Problem requirements: Quote each line of the material verbatim, without the pictures.

[Items from a figure collection]
* * *
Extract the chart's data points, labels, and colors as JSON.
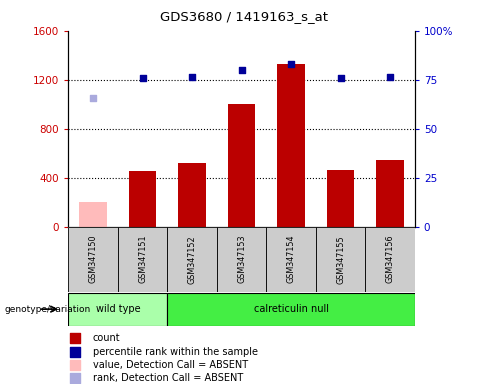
{
  "title": "GDS3680 / 1419163_s_at",
  "samples": [
    "GSM347150",
    "GSM347151",
    "GSM347152",
    "GSM347153",
    "GSM347154",
    "GSM347155",
    "GSM347156"
  ],
  "counts": [
    200,
    450,
    520,
    1000,
    1330,
    460,
    540
  ],
  "ranks": [
    1050,
    1210,
    1220,
    1280,
    1330,
    1210,
    1220
  ],
  "absent_flags": [
    true,
    false,
    false,
    false,
    false,
    false,
    false
  ],
  "groups": [
    {
      "label": "wild type",
      "samples": [
        0,
        1
      ],
      "color": "#AAFFAA"
    },
    {
      "label": "calreticulin null",
      "samples": [
        2,
        3,
        4,
        5,
        6
      ],
      "color": "#44EE44"
    }
  ],
  "bar_color_normal": "#BB0000",
  "bar_color_absent": "#FFBBBB",
  "rank_color_normal": "#000099",
  "rank_color_absent": "#AAAADD",
  "ylim_left": [
    0,
    1600
  ],
  "ylim_right": [
    0,
    100
  ],
  "yticks_left": [
    0,
    400,
    800,
    1200,
    1600
  ],
  "yticks_right": [
    0,
    25,
    50,
    75,
    100
  ],
  "ylabel_left_color": "#CC0000",
  "ylabel_right_color": "#0000CC",
  "genotype_label": "genotype/variation",
  "legend_items": [
    {
      "label": "count",
      "color": "#BB0000"
    },
    {
      "label": "percentile rank within the sample",
      "color": "#000099"
    },
    {
      "label": "value, Detection Call = ABSENT",
      "color": "#FFBBBB"
    },
    {
      "label": "rank, Detection Call = ABSENT",
      "color": "#AAAADD"
    }
  ],
  "bar_width": 0.55,
  "rank_scale": 16.0
}
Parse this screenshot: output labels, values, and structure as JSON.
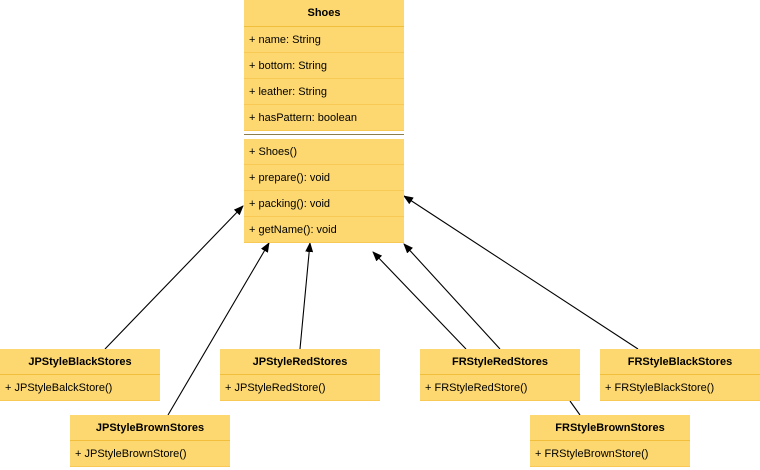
{
  "shoes": {
    "name": "Shoes",
    "attributes": [
      "+ name: String",
      "+ bottom: String",
      "+ leather: String",
      "+ hasPattern: boolean"
    ],
    "methods": [
      "+ Shoes()",
      "+ prepare(): void",
      "+ packing(): void",
      "+ getName(): void"
    ]
  },
  "jp_black": {
    "name": "JPStyleBlackStores",
    "method": "+ JPStyleBalckStore()"
  },
  "jp_brown": {
    "name": "JPStyleBrownStores",
    "method": "+ JPStyleBrownStore()"
  },
  "jp_red": {
    "name": "JPStyleRedStores",
    "method": "+ JPStyleRedStore()"
  },
  "fr_red": {
    "name": "FRStyleRedStores",
    "method": "+ FRStyleRedStore()"
  },
  "fr_black": {
    "name": "FRStyleBlackStores",
    "method": "+ FRStyleBlackStore()"
  },
  "fr_brown": {
    "name": "FRStyleBrownStores",
    "method": "+ FRStyleBrownStore()"
  },
  "colors": {
    "fill": "#fdd870",
    "border": "#f2bf3c"
  }
}
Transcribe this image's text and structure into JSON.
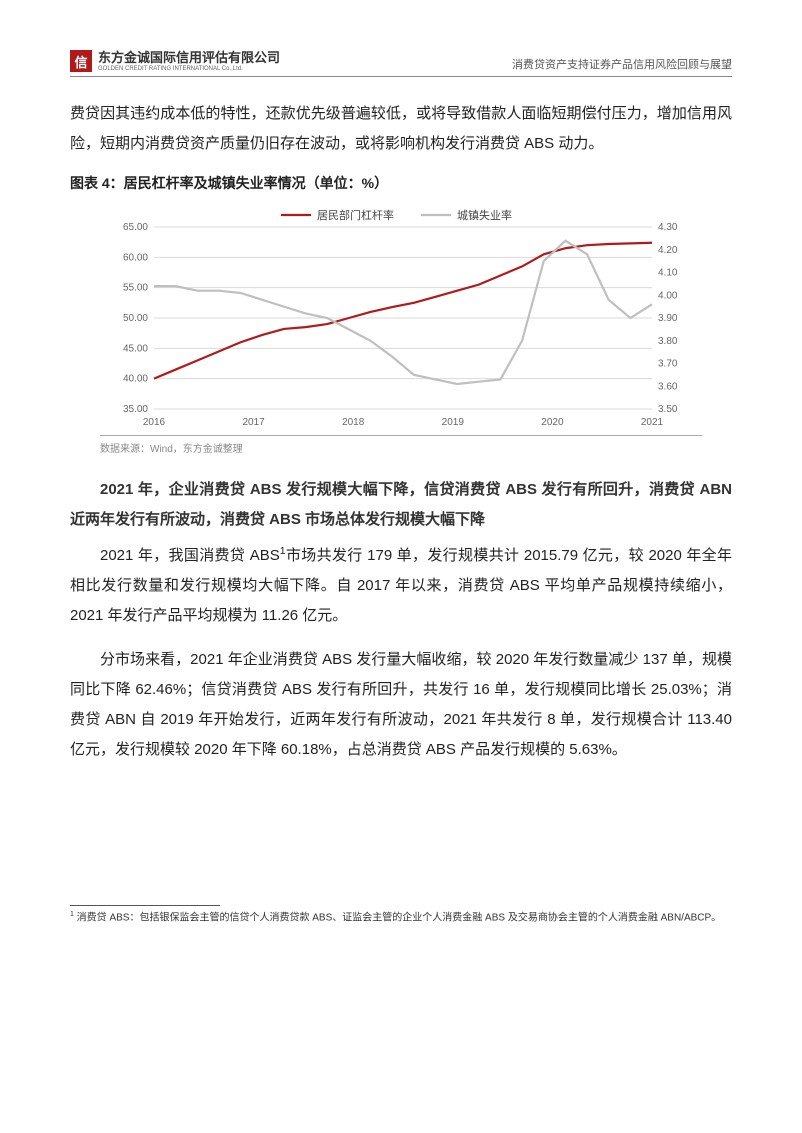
{
  "header": {
    "logo_char": "信",
    "logo_cn": "东方金诚国际信用评估有限公司",
    "logo_en": "GOLDEN CREDIT RATING INTERNATIONAL Co.,Ltd.",
    "doc_title": "消费贷资产支持证券产品信用风险回顾与展望"
  },
  "para_top": "费贷因其违约成本低的特性，还款优先级普遍较低，或将导致借款人面临短期偿付压力，增加信用风险，短期内消费贷资产质量仍旧存在波动，或将影响机构发行消费贷 ABS 动力。",
  "chart": {
    "title": "图表 4：居民杠杆率及城镇失业率情况（单位：%）",
    "legend": {
      "s1": "居民部门杠杆率",
      "s2": "城镇失业率"
    },
    "x_labels": [
      "2016",
      "2017",
      "2018",
      "2019",
      "2020",
      "2021"
    ],
    "y_left": {
      "min": 35.0,
      "max": 65.0,
      "ticks": [
        "35.00",
        "40.00",
        "45.00",
        "50.00",
        "55.00",
        "60.00",
        "65.00"
      ]
    },
    "y_right": {
      "min": 3.5,
      "max": 4.3,
      "ticks": [
        "3.50",
        "3.60",
        "3.70",
        "3.80",
        "3.90",
        "4.00",
        "4.10",
        "4.20",
        "4.30"
      ]
    },
    "series1_values": [
      40.0,
      41.5,
      43.0,
      44.5,
      46.0,
      47.2,
      48.2,
      48.5,
      49.0,
      50.0,
      51.0,
      51.8,
      52.5,
      53.5,
      54.5,
      55.5,
      57.0,
      58.5,
      60.5,
      61.5,
      62.0,
      62.2,
      62.3,
      62.4
    ],
    "series2_values": [
      4.04,
      4.04,
      4.02,
      4.02,
      4.01,
      3.98,
      3.95,
      3.92,
      3.9,
      3.85,
      3.8,
      3.73,
      3.65,
      3.63,
      3.61,
      3.62,
      3.63,
      3.8,
      4.15,
      4.24,
      4.18,
      3.98,
      3.9,
      3.96
    ],
    "colors": {
      "s1": "#b01a1a",
      "s2": "#bfbfbf",
      "grid": "#d9d9d9",
      "axis_text": "#666666"
    },
    "line_width": 2.2,
    "font_size_axis": 10,
    "font_size_legend": 11,
    "source": "数据来源：Wind，东方金诚整理"
  },
  "bold_para": "2021 年，企业消费贷 ABS 发行规模大幅下降，信贷消费贷 ABS 发行有所回升，消费贷 ABN 近两年发行有所波动，消费贷 ABS 市场总体发行规模大幅下降",
  "para2_a": "2021 年，我国消费贷 ABS",
  "para2_b": "市场共发行 179 单，发行规模共计 2015.79 亿元，较 2020 年全年相比发行数量和发行规模均大幅下降。自 2017 年以来，消费贷 ABS 平均单产品规模持续缩小，2021 年发行产品平均规模为 11.26 亿元。",
  "para3": "分市场来看，2021 年企业消费贷 ABS 发行量大幅收缩，较 2020 年发行数量减少 137 单，规模同比下降 62.46%；信贷消费贷 ABS 发行有所回升，共发行 16 单，发行规模同比增长 25.03%；消费贷 ABN 自 2019 年开始发行，近两年发行有所波动，2021 年共发行 8 单，发行规模合计 113.40 亿元，发行规模较 2020 年下降 60.18%，占总消费贷 ABS 产品发行规模的 5.63%。",
  "footnote_marker": "1",
  "footnote": " 消费贷 ABS：包括银保监会主管的信贷个人消费贷款 ABS、证监会主管的企业个人消费金融 ABS 及交易商协会主管的个人消费金融 ABN/ABCP。"
}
* * *
Written solution:
Extract the chart's data points, labels, and colors as JSON.
{
  "title": "GDS3680 / 1419163_s_at",
  "samples": [
    "GSM347150",
    "GSM347151",
    "GSM347152",
    "GSM347153",
    "GSM347154",
    "GSM347155",
    "GSM347156"
  ],
  "counts": [
    200,
    450,
    520,
    1000,
    1330,
    460,
    540
  ],
  "ranks": [
    1050,
    1210,
    1220,
    1280,
    1330,
    1210,
    1220
  ],
  "absent_flags": [
    true,
    false,
    false,
    false,
    false,
    false,
    false
  ],
  "groups": [
    {
      "label": "wild type",
      "samples": [
        0,
        1
      ],
      "color": "#AAFFAA"
    },
    {
      "label": "calreticulin null",
      "samples": [
        2,
        3,
        4,
        5,
        6
      ],
      "color": "#44EE44"
    }
  ],
  "bar_color_normal": "#BB0000",
  "bar_color_absent": "#FFBBBB",
  "rank_color_normal": "#000099",
  "rank_color_absent": "#AAAADD",
  "ylim_left": [
    0,
    1600
  ],
  "ylim_right": [
    0,
    100
  ],
  "yticks_left": [
    0,
    400,
    800,
    1200,
    1600
  ],
  "yticks_right": [
    0,
    25,
    50,
    75,
    100
  ],
  "ylabel_left_color": "#CC0000",
  "ylabel_right_color": "#0000CC",
  "genotype_label": "genotype/variation",
  "legend_items": [
    {
      "label": "count",
      "color": "#BB0000"
    },
    {
      "label": "percentile rank within the sample",
      "color": "#000099"
    },
    {
      "label": "value, Detection Call = ABSENT",
      "color": "#FFBBBB"
    },
    {
      "label": "rank, Detection Call = ABSENT",
      "color": "#AAAADD"
    }
  ],
  "bar_width": 0.55,
  "rank_scale": 16.0
}
Parse this screenshot: output labels, values, and structure as JSON.
{
  "shoes": {
    "name": "Shoes",
    "attributes": [
      "+ name: String",
      "+ bottom: String",
      "+ leather: String",
      "+ hasPattern: boolean"
    ],
    "methods": [
      "+ Shoes()",
      "+ prepare(): void",
      "+ packing(): void",
      "+ getName(): void"
    ]
  },
  "jp_black": {
    "name": "JPStyleBlackStores",
    "method": "+ JPStyleBalckStore()"
  },
  "jp_brown": {
    "name": "JPStyleBrownStores",
    "method": "+ JPStyleBrownStore()"
  },
  "jp_red": {
    "name": "JPStyleRedStores",
    "method": "+ JPStyleRedStore()"
  },
  "fr_red": {
    "name": "FRStyleRedStores",
    "method": "+ FRStyleRedStore()"
  },
  "fr_black": {
    "name": "FRStyleBlackStores",
    "method": "+ FRStyleBlackStore()"
  },
  "fr_brown": {
    "name": "FRStyleBrownStores",
    "method": "+ FRStyleBrownStore()"
  },
  "colors": {
    "fill": "#fdd870",
    "border": "#f2bf3c"
  }
}
Transcribe this image's text and structure into JSON.
{
  "header": {
    "logo_char": "信",
    "logo_cn": "东方金诚国际信用评估有限公司",
    "logo_en": "GOLDEN CREDIT RATING INTERNATIONAL Co.,Ltd.",
    "doc_title": "消费贷资产支持证券产品信用风险回顾与展望"
  },
  "para_top": "费贷因其违约成本低的特性，还款优先级普遍较低，或将导致借款人面临短期偿付压力，增加信用风险，短期内消费贷资产质量仍旧存在波动，或将影响机构发行消费贷 ABS 动力。",
  "chart": {
    "title": "图表 4：居民杠杆率及城镇失业率情况（单位：%）",
    "legend": {
      "s1": "居民部门杠杆率",
      "s2": "城镇失业率"
    },
    "x_labels": [
      "2016",
      "2017",
      "2018",
      "2019",
      "2020",
      "2021"
    ],
    "y_left": {
      "min": 35.0,
      "max": 65.0,
      "ticks": [
        "35.00",
        "40.00",
        "45.00",
        "50.00",
        "55.00",
        "60.00",
        "65.00"
      ]
    },
    "y_right": {
      "min": 3.5,
      "max": 4.3,
      "ticks": [
        "3.50",
        "3.60",
        "3.70",
        "3.80",
        "3.90",
        "4.00",
        "4.10",
        "4.20",
        "4.30"
      ]
    },
    "series1_values": [
      40.0,
      41.5,
      43.0,
      44.5,
      46.0,
      47.2,
      48.2,
      48.5,
      49.0,
      50.0,
      51.0,
      51.8,
      52.5,
      53.5,
      54.5,
      55.5,
      57.0,
      58.5,
      60.5,
      61.5,
      62.0,
      62.2,
      62.3,
      62.4
    ],
    "series2_values": [
      4.04,
      4.04,
      4.02,
      4.02,
      4.01,
      3.98,
      3.95,
      3.92,
      3.9,
      3.85,
      3.8,
      3.73,
      3.65,
      3.63,
      3.61,
      3.62,
      3.63,
      3.8,
      4.15,
      4.24,
      4.18,
      3.98,
      3.9,
      3.96
    ],
    "colors": {
      "s1": "#b01a1a",
      "s2": "#bfbfbf",
      "grid": "#d9d9d9",
      "axis_text": "#666666"
    },
    "line_width": 2.2,
    "font_size_axis": 10,
    "font_size_legend": 11,
    "source": "数据来源：Wind，东方金诚整理"
  },
  "bold_para": "2021 年，企业消费贷 ABS 发行规模大幅下降，信贷消费贷 ABS 发行有所回升，消费贷 ABN 近两年发行有所波动，消费贷 ABS 市场总体发行规模大幅下降",
  "para2_a": "2021 年，我国消费贷 ABS",
  "para2_b": "市场共发行 179 单，发行规模共计 2015.79 亿元，较 2020 年全年相比发行数量和发行规模均大幅下降。自 2017 年以来，消费贷 ABS 平均单产品规模持续缩小，2021 年发行产品平均规模为 11.26 亿元。",
  "para3": "分市场来看，2021 年企业消费贷 ABS 发行量大幅收缩，较 2020 年发行数量减少 137 单，规模同比下降 62.46%；信贷消费贷 ABS 发行有所回升，共发行 16 单，发行规模同比增长 25.03%；消费贷 ABN 自 2019 年开始发行，近两年发行有所波动，2021 年共发行 8 单，发行规模合计 113.40 亿元，发行规模较 2020 年下降 60.18%，占总消费贷 ABS 产品发行规模的 5.63%。",
  "footnote_marker": "1",
  "footnote": " 消费贷 ABS：包括银保监会主管的信贷个人消费贷款 ABS、证监会主管的企业个人消费金融 ABS 及交易商协会主管的个人消费金融 ABN/ABCP。"
}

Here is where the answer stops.